▸ Stored data
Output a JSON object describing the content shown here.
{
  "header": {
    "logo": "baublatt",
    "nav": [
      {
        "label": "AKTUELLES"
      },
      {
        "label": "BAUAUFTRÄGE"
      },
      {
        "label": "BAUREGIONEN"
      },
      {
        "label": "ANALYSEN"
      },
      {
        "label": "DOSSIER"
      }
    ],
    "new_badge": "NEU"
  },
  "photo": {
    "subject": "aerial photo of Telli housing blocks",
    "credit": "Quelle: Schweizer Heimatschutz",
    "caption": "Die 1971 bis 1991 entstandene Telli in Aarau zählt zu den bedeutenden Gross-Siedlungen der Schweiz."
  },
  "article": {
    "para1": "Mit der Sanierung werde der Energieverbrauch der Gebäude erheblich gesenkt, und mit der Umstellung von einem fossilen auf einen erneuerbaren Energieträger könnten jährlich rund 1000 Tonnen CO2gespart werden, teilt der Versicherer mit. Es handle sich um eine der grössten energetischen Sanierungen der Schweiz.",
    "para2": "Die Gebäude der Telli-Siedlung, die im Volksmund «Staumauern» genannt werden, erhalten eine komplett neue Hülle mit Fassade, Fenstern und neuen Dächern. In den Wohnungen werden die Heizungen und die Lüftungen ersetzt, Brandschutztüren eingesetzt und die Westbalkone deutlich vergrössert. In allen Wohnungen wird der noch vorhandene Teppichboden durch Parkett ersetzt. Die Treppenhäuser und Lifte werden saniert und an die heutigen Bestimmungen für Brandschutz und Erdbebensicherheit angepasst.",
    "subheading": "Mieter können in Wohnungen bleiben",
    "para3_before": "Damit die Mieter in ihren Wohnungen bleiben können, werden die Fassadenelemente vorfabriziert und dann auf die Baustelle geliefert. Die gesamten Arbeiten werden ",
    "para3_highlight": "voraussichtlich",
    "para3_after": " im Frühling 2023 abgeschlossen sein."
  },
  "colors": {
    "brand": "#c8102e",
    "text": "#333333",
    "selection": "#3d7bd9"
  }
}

▸ WORK INSTRUCTIONS
Exactly reproduce every line found in the records.

▸ REPLY
Output a JSON object describing the content shown here.
{
  "header": {
    "logo": "baublatt",
    "nav": [
      {
        "label": "AKTUELLES"
      },
      {
        "label": "BAUAUFTRÄGE"
      },
      {
        "label": "BAUREGIONEN"
      },
      {
        "label": "ANALYSEN"
      },
      {
        "label": "DOSSIER"
      }
    ],
    "new_badge": "NEU"
  },
  "photo": {
    "subject": "aerial photo of Telli housing blocks",
    "credit": "Quelle: Schweizer Heimatschutz",
    "caption": "Die 1971 bis 1991 entstandene Telli in Aarau zählt zu den bedeutenden Gross-Siedlungen der Schweiz."
  },
  "article": {
    "para1": "Mit der Sanierung werde der Energieverbrauch der Gebäude erheblich gesenkt, und mit der Umstellung von einem fossilen auf einen erneuerbaren Energieträger könnten jährlich rund 1000 Tonnen CO2gespart werden, teilt der Versicherer mit. Es handle sich um eine der grössten energetischen Sanierungen der Schweiz.",
    "para2": "Die Gebäude der Telli-Siedlung, die im Volksmund «Staumauern» genannt werden, erhalten eine komplett neue Hülle mit Fassade, Fenstern und neuen Dächern. In den Wohnungen werden die Heizungen und die Lüftungen ersetzt, Brandschutztüren eingesetzt und die Westbalkone deutlich vergrössert. In allen Wohnungen wird der noch vorhandene Teppichboden durch Parkett ersetzt. Die Treppenhäuser und Lifte werden saniert und an die heutigen Bestimmungen für Brandschutz und Erdbebensicherheit angepasst.",
    "subheading": "Mieter können in Wohnungen bleiben",
    "para3_before": "Damit die Mieter in ihren Wohnungen bleiben können, werden die Fassadenelemente vorfabriziert und dann auf die Baustelle geliefert. Die gesamten Arbeiten werden ",
    "para3_highlight": "voraussichtlich",
    "para3_after": " im Frühling 2023 abgeschlossen sein."
  },
  "colors": {
    "brand": "#c8102e",
    "text": "#333333",
    "selection": "#3d7bd9"
  }
}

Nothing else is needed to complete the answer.